═════ PASSAGE

The consequences of glycation vary, depending upon the product formed and the molecular structures involved. In general, it could be said that glycation compromises normal molecular structure, function and/or half-life. Add to this the fact that glycated structures are also targets of specific clearance receptors whose ligation promotes inflammation, then one may quickly conclude that glycation has a considerable downside.3,6,7 

In a high glucose environment, almost all proteins could be targets for glycation. Four molecules, which are relevant to diabetes, have been studied in some detail, including collagen, albumin, LDL and insulin. Collagen is known to be cross-linked by glucose-derived AGE. This is known to induce an expansion of collagen fibrils, inhibit lateral association of collagen molecules into a normal network-like structure, and promote endothelial cell proliferation and dissociation from basement membrane. This disrupts normal vascular architecture and causes increased vascular permeability.3 

Albumin is often glycated, and high levels will promote VEGF expression and neovascularization in the retina,8 vascular smooth muscle proliferation and secretion of inflammatory mediators in the arteries,9 endothelial cell apoptosis with glomerular hyperfiltration in the kidney,10 and an anti-insulin effect in peripheral skeletal muscle.11 Glycation of LDL predisposes it to long-term retention in the tissues, particularly attached to vascular collagen.3,6 Although it has been proposed that retained LDL is more susceptible to oxidation, thus contributing to foam cell formation in vessels, recent data suggests this may not be the case.3,12,13 Finally, insulin, the mediator of glucose influx for most tissues, is also materially glycated in conditions of hyperglycemia.14

Relative to normal glycated insulin levels, diabetic serum can show as much as a two or three-fold increase in glycated insulin.14,15 In experimental models, this could represent as much as 10% of all circulating insulin.14Glycated insulin will show anywhere from 20 to 40% decreased potency in glucose uptake studies.15 Notably, it appears insulin glycation does not impact insulin-insulin receptor binding, so the effect must be at the post-receptor level.16

Hemoglobin A1c (HbA1c) and C-reactive Protein
Diabetes mellitus is a complex disease affecting almost every tissue and organ system, with metabolic ramifications extending far beyond impaired glucose metabolism. Biomarkers may reflect the presence and severity of hyperglycemia (ie, diabetes itself) or the presence and severity of the vascular complications of diabetes. In blood, hemoglobin A1c (HbA1c) may be considered as a biomarker for the presence and severity of hyperglycemia, implying diabetes or prediabetes, or, over time, as a “biomarker for a risk factor,” ie, hyperglycemia as a risk factor for diabetic retinopathy, nephropathy, and other vascular complications of diabetes. In tissues, glycation and oxidative stress resulting from hyperglycemia and dyslipidemia lead to widespread modification of biomolecules by advanced glycation end products (AGEs). (Lyons & Basu 2012)

══════════

ACTIVITY 1: Please reproduce word for word the stretch of the glycation passage from "Hemoglobin A1c (HbA1c) and" through "(Lyons & Basu 2012)".
ACTIVITY 2: Continue the passage on glycation and diabetes, beginning right after its final sentence.

═════ RECORDS

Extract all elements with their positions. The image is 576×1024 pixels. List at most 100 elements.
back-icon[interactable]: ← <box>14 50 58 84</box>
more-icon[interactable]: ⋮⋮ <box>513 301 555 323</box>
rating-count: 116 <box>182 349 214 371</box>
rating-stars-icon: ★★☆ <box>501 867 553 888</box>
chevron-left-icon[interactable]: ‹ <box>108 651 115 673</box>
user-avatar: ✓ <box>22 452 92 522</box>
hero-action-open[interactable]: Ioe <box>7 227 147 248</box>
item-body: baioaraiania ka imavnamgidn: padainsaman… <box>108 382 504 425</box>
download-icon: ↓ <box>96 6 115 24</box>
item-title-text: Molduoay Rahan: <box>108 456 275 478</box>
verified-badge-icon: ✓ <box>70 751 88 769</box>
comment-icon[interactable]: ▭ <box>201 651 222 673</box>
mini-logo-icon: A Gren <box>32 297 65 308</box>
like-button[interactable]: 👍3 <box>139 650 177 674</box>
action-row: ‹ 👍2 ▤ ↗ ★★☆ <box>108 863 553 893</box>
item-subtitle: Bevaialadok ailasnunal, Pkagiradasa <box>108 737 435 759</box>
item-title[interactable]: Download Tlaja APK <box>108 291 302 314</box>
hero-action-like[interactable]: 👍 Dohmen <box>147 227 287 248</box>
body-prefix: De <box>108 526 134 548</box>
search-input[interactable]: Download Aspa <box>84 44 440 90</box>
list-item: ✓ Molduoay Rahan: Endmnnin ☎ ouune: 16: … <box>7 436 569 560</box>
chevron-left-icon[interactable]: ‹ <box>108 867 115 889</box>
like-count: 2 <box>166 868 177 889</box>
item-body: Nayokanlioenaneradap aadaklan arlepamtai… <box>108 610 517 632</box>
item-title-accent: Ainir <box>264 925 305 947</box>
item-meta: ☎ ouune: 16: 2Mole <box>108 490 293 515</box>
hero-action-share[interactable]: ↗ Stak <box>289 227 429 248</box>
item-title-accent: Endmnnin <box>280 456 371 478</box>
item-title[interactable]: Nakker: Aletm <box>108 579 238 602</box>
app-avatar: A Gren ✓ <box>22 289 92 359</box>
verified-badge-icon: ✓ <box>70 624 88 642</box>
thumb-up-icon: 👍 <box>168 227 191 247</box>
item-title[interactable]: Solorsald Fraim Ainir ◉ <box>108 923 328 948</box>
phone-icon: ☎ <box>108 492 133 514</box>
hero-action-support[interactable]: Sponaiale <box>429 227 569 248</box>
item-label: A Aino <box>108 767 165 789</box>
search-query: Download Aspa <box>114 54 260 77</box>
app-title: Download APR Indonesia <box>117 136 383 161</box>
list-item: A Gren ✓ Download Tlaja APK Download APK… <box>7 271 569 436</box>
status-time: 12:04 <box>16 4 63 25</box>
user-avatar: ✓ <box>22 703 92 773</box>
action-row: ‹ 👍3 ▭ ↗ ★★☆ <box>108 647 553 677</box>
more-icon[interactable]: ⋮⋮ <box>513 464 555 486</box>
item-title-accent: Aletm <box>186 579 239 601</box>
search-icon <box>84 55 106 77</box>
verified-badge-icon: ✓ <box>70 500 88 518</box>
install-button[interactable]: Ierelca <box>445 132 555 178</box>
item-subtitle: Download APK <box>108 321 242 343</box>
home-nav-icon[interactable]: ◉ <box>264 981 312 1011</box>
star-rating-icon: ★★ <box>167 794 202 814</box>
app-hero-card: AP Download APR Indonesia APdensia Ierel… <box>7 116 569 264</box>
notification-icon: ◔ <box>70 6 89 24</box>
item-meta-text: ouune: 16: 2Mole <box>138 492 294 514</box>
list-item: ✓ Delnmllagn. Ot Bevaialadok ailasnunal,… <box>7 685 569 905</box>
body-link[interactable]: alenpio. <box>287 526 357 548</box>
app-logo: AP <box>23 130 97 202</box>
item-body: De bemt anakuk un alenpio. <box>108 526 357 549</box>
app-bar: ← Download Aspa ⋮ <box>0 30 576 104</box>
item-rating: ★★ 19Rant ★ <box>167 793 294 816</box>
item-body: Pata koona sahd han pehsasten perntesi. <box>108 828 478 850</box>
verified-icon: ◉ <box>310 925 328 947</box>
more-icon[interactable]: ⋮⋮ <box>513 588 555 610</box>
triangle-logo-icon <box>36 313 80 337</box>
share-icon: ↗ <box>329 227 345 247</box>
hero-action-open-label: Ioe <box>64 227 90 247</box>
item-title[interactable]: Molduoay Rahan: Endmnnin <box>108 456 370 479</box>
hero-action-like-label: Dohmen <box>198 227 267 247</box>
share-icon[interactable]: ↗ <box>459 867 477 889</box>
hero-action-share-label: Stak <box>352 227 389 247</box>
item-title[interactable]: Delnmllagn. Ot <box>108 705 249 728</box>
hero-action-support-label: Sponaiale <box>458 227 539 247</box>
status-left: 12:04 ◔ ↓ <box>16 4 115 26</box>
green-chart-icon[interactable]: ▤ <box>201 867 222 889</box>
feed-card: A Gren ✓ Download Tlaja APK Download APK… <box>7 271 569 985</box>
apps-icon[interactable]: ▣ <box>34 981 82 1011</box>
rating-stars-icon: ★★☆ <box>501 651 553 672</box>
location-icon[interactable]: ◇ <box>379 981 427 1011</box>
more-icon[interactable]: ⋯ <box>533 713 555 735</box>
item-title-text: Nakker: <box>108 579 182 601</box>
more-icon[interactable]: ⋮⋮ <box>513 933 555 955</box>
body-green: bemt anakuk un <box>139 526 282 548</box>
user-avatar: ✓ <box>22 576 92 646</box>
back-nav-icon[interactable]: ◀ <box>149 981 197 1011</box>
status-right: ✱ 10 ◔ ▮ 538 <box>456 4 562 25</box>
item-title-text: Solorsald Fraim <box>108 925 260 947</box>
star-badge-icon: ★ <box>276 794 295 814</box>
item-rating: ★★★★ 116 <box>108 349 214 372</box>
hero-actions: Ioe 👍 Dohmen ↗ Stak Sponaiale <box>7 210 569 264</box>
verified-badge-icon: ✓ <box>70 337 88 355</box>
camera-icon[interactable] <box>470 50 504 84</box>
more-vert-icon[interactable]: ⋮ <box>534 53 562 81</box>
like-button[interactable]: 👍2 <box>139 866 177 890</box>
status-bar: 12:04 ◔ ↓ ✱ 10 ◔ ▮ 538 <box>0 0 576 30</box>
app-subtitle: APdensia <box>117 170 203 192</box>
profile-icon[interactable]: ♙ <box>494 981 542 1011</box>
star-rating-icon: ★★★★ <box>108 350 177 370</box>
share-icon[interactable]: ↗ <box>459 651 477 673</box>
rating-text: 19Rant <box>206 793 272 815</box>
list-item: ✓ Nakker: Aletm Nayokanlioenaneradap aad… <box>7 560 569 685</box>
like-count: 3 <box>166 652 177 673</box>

══════════

EXERCISE RESULT 1:
Hemoglobin A1c (HbA1c) and C-reactive Protein
Diabetes mellitus is a complex disease affecting almost every tissue and organ system, with metabolic ramifications extending far beyond impaired glucose metabolism. Biomarkers may reflect the presence and severity of hyperglycemia (ie, diabetes itself) or the presence and severity of the vascular complications of diabetes. In blood, hemoglobin A1c (HbA1c) may be considered as a biomarker for the presence and severity of hyperglycemia, implying diabetes or prediabetes, or, over time, as a “biomarker for a risk factor,” ie, hyperglycemia as a risk factor for diabetic retinopathy, nephropathy, and other vascular complications of diabetes. In tissues, glycation and oxidative stress resulting from hyperglycemia and dyslipidemia lead to widespread modification of biomolecules by advanced glycation end products (AGEs). (Lyons & Basu 2012)

EXERCISE RESULT 2:
HbA1c  – The monitoring of glycemia (the concentration of glucose in the blood) is an essential component of diabetes care. It may be divided into self-monitoring of blood glucose (SMBG), which measures the immediate level of glycemia, and measurement of hemoglobin A1c (HbA1c), which reflects longer-term glycemia. SMBG was discussed in an earlier review. HbA1c is a measure of erythrocyte hemoglobin glycation, and since erythrocytes have about a 120 day life span, HbA1c reflects mean glycemia for the previous 3 months (weighted to the most recent month). There are several conditions that confound the HbA1c measurement such as hemolytic anaemia (lowers HbA1c) or aplastic anaemia (raises it), but in most circumstances HbA1c is a valid index of glycemia. The recommendation is to measure HbA1c every 3-6 months, and treat to a target level of < 7%. If these recommendations were successfully followed in most people with diabetes, long-term complications, especially microvascular complications, would be markedly reduced. (Saudek et al 2005)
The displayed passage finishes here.